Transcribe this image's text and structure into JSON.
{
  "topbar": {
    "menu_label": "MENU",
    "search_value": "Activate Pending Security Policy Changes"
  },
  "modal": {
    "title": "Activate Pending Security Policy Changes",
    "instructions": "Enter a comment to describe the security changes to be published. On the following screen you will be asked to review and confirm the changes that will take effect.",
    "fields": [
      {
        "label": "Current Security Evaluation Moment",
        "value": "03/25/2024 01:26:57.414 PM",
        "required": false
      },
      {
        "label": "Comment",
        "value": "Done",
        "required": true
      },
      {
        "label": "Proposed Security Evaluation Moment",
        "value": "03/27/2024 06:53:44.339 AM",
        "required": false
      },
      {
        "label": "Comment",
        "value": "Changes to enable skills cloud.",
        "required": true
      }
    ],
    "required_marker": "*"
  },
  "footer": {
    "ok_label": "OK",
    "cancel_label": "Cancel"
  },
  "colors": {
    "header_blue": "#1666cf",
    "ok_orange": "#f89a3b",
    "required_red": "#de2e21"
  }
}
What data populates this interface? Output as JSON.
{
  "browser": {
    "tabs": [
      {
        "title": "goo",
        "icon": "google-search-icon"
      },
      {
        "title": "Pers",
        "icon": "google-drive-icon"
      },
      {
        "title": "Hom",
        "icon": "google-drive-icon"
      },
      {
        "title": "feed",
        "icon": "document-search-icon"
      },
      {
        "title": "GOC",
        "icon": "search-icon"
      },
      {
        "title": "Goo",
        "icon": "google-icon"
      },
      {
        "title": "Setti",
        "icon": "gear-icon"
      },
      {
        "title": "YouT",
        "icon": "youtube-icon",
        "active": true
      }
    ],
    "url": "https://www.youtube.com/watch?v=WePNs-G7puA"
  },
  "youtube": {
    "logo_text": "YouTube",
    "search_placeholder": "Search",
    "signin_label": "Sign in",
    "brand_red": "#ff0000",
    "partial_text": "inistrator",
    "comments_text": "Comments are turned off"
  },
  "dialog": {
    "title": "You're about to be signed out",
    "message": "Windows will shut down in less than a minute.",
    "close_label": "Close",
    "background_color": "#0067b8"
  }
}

______

*AIM*
Exactly and exclusively, repeat the lines from the line that contains "What data populates" through the end of the records, both ends included.

*EXPECTED OUTPUT*
What data populates this interface? Output as JSON.
{
  "browser": {
    "tabs": [
      {
        "title": "goo",
        "icon": "google-search-icon"
      },
      {
        "title": "Pers",
        "icon": "google-drive-icon"
      },
      {
        "title": "Hom",
        "icon": "google-drive-icon"
      },
      {
        "title": "feed",
        "icon": "document-search-icon"
      },
      {
        "title": "GOC",
        "icon": "search-icon"
      },
      {
        "title": "Goo",
        "icon": "google-icon"
      },
      {
        "title": "Setti",
        "icon": "gear-icon"
      },
      {
        "title": "YouT",
        "icon": "youtube-icon",
        "active": true
      }
    ],
    "url": "https://www.youtube.com/watch?v=WePNs-G7puA"
  },
  "youtube": {
    "logo_text": "YouTube",
    "search_placeholder": "Search",
    "signin_label": "Sign in",
    "brand_red": "#ff0000",
    "partial_text": "inistrator",
    "comments_text": "Comments are turned off"
  },
  "dialog": {
    "title": "You're about to be signed out",
    "message": "Windows will shut down in less than a minute.",
    "close_label": "Close",
    "background_color": "#0067b8"
  }
}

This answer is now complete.